## Exercise prompt
Restate the full set of records exactly, without adding or dropping a word.

Dataset entries on figures:
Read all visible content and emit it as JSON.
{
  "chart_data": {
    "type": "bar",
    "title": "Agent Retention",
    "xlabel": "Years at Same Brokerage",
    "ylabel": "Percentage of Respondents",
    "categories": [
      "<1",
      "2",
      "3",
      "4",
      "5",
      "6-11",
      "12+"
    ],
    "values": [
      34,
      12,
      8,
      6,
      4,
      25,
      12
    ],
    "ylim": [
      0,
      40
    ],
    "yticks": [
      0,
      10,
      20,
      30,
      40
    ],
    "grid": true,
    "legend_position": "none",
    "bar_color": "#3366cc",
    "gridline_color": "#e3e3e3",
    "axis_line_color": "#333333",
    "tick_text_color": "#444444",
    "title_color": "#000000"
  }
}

## Solution to the problem
Read all visible content and emit it as JSON.
{
  "chart_data": {
    "type": "bar",
    "title": "Agent Retention",
    "xlabel": "Years at Same Brokerage",
    "ylabel": "Percentage of Respondents",
    "categories": [
      "<1",
      "2",
      "3",
      "4",
      "5",
      "6-11",
      "12+"
    ],
    "values": [
      34,
      12,
      8,
      6,
      4,
      25,
      12
    ],
    "ylim": [
      0,
      40
    ],
    "yticks": [
      0,
      10,
      20,
      30,
      40
    ],
    "grid": true,
    "legend_position": "none",
    "bar_color": "#3366cc",
    "gridline_color": "#e3e3e3",
    "axis_line_color": "#333333",
    "tick_text_color": "#444444",
    "title_color": "#000000"
  }
}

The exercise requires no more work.